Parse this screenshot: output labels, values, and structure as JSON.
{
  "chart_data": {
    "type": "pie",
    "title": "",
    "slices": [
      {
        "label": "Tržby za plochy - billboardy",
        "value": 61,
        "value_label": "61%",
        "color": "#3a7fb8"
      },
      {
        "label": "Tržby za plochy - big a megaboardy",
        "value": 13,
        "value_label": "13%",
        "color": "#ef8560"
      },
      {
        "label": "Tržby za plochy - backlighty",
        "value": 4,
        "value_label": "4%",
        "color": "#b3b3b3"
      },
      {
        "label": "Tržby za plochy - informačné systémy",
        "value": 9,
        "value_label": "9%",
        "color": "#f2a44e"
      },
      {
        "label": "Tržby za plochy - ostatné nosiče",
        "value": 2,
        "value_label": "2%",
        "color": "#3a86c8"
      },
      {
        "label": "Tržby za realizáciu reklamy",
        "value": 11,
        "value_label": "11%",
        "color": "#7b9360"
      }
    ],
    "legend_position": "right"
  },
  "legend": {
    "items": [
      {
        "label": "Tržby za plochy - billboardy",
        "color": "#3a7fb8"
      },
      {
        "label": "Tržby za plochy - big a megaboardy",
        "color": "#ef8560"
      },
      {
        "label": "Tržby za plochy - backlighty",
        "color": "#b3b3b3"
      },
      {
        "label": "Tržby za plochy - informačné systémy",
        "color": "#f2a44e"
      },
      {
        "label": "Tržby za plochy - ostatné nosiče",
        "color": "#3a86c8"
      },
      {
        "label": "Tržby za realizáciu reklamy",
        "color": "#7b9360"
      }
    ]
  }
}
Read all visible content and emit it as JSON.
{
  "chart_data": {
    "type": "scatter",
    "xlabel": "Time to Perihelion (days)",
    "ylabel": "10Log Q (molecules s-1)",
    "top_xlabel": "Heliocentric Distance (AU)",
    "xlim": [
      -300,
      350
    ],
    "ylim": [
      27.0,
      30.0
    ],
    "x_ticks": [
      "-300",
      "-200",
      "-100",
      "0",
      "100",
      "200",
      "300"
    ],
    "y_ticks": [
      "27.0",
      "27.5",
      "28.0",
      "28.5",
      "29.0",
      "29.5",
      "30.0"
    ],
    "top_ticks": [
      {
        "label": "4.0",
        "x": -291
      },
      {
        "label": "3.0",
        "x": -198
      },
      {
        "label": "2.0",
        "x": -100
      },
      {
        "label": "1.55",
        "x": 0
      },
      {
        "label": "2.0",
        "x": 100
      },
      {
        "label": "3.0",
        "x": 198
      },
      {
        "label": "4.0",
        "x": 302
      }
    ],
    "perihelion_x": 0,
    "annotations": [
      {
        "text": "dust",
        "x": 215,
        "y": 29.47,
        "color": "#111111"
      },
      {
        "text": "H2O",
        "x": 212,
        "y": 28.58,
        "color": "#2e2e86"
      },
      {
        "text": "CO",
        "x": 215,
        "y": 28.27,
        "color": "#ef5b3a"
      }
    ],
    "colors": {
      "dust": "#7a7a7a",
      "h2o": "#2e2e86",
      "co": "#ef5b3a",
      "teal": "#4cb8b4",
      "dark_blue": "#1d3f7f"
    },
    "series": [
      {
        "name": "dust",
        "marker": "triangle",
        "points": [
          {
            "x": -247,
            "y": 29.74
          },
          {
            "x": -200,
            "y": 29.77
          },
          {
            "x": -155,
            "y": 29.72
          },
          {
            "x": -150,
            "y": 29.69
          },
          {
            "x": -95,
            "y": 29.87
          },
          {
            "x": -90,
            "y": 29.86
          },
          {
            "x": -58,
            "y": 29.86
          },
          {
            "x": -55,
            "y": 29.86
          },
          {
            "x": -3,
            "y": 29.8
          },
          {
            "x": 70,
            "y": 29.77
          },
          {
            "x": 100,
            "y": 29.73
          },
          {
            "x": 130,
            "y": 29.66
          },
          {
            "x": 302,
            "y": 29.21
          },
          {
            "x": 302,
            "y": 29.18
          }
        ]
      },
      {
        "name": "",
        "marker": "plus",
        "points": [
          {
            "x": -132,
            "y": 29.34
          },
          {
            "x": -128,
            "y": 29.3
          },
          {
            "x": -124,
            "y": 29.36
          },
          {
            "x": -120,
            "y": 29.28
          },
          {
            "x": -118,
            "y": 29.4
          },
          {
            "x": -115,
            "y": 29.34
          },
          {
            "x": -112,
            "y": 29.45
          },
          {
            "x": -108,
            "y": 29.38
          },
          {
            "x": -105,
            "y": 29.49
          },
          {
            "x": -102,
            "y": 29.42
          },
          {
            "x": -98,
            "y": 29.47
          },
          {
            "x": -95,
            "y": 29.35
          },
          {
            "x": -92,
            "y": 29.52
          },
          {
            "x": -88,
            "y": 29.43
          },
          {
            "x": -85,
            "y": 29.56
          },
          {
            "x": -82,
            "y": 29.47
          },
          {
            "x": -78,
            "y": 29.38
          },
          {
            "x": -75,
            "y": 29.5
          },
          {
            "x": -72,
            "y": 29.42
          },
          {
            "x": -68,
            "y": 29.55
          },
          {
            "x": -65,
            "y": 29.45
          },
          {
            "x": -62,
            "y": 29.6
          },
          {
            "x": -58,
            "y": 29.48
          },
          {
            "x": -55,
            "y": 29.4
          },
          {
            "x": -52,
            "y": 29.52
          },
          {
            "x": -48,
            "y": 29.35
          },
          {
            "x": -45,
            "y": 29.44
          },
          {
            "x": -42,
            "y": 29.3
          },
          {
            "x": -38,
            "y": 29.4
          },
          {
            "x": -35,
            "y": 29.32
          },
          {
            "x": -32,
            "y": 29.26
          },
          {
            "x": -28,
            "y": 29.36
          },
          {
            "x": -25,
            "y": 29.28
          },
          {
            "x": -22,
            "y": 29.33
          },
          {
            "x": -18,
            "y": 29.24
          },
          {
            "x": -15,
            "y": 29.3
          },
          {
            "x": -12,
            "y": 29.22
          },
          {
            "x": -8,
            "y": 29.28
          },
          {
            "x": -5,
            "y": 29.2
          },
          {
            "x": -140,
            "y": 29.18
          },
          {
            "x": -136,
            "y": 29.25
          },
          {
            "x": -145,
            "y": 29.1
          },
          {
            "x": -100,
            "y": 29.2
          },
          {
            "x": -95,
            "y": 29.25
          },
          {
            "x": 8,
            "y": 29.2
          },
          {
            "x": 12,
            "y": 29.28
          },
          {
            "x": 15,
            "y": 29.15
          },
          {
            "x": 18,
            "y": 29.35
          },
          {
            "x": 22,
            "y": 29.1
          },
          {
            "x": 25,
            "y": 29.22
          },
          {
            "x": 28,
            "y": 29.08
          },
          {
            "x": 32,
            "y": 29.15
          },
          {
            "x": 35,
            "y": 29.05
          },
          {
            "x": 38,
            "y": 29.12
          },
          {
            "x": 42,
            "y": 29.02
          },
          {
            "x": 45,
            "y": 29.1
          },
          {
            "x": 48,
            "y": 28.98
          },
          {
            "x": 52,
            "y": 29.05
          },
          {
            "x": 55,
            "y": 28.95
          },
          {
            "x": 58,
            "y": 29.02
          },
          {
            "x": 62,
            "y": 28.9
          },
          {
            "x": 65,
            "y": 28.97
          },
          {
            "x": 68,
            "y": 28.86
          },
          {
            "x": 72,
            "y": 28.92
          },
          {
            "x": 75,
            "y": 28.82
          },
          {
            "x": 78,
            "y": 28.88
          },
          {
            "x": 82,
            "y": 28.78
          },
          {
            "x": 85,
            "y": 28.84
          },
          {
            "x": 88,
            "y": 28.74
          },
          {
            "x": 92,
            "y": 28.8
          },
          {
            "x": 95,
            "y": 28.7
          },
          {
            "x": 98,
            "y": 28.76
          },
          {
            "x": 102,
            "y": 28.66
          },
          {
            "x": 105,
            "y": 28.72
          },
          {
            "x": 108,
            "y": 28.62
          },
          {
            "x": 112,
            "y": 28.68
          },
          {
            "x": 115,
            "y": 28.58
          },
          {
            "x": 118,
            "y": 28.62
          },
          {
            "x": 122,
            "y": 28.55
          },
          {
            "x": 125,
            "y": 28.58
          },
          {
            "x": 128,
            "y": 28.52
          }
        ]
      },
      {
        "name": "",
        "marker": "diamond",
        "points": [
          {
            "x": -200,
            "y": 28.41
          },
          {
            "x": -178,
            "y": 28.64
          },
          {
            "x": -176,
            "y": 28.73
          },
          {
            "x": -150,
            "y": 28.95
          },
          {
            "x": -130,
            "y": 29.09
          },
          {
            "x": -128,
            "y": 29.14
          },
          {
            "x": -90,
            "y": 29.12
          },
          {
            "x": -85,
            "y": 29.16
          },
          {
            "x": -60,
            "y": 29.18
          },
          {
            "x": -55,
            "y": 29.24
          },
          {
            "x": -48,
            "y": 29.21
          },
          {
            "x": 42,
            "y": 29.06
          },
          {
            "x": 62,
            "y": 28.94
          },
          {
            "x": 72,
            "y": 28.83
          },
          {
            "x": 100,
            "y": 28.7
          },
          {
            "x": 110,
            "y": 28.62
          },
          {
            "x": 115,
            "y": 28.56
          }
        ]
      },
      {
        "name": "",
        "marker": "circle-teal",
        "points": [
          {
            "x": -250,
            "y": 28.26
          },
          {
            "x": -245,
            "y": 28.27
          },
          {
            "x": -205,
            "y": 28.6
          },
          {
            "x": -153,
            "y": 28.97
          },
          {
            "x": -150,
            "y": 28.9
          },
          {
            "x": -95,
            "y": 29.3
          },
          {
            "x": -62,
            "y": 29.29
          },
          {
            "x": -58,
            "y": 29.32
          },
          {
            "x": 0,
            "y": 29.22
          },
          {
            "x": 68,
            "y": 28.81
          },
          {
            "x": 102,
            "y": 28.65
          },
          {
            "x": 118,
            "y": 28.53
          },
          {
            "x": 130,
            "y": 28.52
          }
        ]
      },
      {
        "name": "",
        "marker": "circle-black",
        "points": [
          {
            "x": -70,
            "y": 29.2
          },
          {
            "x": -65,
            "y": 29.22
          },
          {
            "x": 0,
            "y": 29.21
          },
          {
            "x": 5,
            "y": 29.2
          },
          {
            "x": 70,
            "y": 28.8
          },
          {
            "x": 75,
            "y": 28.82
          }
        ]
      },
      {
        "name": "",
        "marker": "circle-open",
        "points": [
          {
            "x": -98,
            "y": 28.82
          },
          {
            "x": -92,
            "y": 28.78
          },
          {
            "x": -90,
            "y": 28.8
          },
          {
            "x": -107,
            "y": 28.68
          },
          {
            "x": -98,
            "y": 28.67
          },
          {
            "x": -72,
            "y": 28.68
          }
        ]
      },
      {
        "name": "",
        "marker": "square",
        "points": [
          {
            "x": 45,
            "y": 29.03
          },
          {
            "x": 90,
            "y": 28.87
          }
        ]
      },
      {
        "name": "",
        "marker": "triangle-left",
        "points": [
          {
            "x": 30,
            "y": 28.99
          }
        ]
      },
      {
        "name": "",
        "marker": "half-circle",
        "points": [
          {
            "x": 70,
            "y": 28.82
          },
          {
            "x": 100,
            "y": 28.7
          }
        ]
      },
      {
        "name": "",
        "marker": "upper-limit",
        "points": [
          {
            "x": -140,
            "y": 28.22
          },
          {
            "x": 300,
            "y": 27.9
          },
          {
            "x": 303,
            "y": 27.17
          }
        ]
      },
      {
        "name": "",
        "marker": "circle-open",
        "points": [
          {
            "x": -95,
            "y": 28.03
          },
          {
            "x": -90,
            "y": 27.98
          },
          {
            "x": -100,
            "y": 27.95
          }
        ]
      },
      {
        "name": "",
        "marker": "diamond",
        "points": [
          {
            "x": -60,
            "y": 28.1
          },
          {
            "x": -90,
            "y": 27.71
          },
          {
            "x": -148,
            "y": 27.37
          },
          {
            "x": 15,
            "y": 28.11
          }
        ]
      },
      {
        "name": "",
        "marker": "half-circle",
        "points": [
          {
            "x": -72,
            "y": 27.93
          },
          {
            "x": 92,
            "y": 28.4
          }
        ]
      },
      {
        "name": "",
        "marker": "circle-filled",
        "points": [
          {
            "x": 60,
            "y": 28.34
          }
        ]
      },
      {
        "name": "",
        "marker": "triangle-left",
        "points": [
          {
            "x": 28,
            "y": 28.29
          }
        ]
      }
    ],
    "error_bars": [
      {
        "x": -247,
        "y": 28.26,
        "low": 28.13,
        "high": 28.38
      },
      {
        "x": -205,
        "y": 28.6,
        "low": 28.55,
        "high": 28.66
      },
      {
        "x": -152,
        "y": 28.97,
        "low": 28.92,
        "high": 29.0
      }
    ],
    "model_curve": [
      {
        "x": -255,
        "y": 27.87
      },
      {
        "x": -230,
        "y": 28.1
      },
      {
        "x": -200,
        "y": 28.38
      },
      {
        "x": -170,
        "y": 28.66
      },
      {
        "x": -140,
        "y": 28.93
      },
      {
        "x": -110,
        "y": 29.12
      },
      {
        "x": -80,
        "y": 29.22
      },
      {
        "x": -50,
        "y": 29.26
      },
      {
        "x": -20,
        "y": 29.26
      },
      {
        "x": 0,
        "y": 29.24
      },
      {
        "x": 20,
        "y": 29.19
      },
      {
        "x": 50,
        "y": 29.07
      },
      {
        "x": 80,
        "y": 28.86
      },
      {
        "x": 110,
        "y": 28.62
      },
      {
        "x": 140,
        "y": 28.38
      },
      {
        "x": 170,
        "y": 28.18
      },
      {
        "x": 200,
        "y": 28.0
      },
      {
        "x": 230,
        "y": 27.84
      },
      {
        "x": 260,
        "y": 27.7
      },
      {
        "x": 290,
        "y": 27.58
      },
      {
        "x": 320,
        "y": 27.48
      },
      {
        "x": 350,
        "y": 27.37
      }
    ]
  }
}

» **EXERCISE REQUIREMENTS**: Filter the records down to the lines that contain the string "JSON", and copy those lines.

» **ANSWER BELOW**:
Parse this screenshot: output labels, values, and structure as JSON.
Read all visible content and emit it as JSON.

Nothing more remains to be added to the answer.